» Prompt
Could you write out every record below exactly, leaving out any pictures?

[Dataset listings of figures]
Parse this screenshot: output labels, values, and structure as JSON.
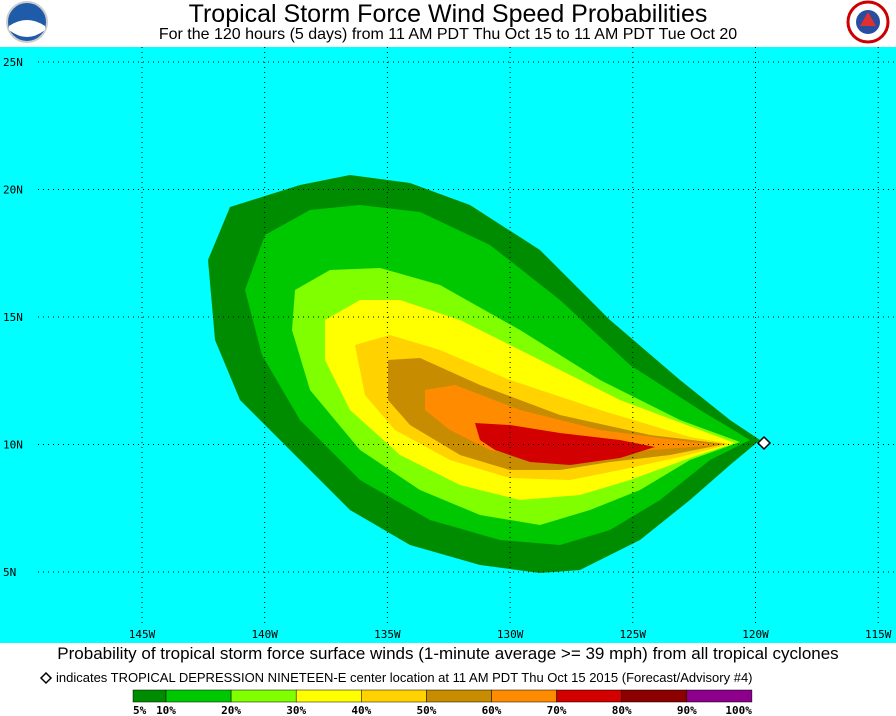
{
  "header": {
    "title": "Tropical Storm Force Wind Speed Probabilities",
    "subtitle": "For the 120 hours (5 days) from 11 AM PDT Thu Oct 15 to 11 AM PDT Tue Oct 20"
  },
  "map": {
    "lat_labels": [
      "25N",
      "20N",
      "15N",
      "10N",
      "5N"
    ],
    "lon_labels": [
      "145W",
      "140W",
      "135W",
      "130W",
      "125W",
      "120W",
      "115W"
    ]
  },
  "footer": {
    "caption": "Probability of tropical storm force surface winds (1-minute average >= 39 mph) from all tropical cyclones",
    "note": "indicates TROPICAL DEPRESSION NINETEEN-E center location at 11 AM PDT Thu Oct 15 2015 (Forecast/Advisory #4)"
  },
  "legend": {
    "labels": [
      "5%",
      "10%",
      "20%",
      "30%",
      "40%",
      "50%",
      "60%",
      "70%",
      "80%",
      "90%",
      "100%"
    ],
    "colors": [
      "#008c00",
      "#00c800",
      "#80ff00",
      "#ffff00",
      "#ffd200",
      "#c88c00",
      "#ff8c00",
      "#d20000",
      "#8c0000",
      "#8c008c"
    ]
  }
}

» Output for this task
Parse this screenshot: output labels, values, and structure as JSON.
{
  "header": {
    "title": "Tropical Storm Force Wind Speed Probabilities",
    "subtitle": "For the 120 hours (5 days) from 11 AM PDT Thu Oct 15 to 11 AM PDT Tue Oct 20"
  },
  "map": {
    "lat_labels": [
      "25N",
      "20N",
      "15N",
      "10N",
      "5N"
    ],
    "lon_labels": [
      "145W",
      "140W",
      "135W",
      "130W",
      "125W",
      "120W",
      "115W"
    ]
  },
  "footer": {
    "caption": "Probability of tropical storm force surface winds (1-minute average >= 39 mph) from all tropical cyclones",
    "note": "indicates TROPICAL DEPRESSION NINETEEN-E center location at 11 AM PDT Thu Oct 15 2015 (Forecast/Advisory #4)"
  },
  "legend": {
    "labels": [
      "5%",
      "10%",
      "20%",
      "30%",
      "40%",
      "50%",
      "60%",
      "70%",
      "80%",
      "90%",
      "100%"
    ],
    "colors": [
      "#008c00",
      "#00c800",
      "#80ff00",
      "#ffff00",
      "#ffd200",
      "#c88c00",
      "#ff8c00",
      "#d20000",
      "#8c0000",
      "#8c008c"
    ]
  }
}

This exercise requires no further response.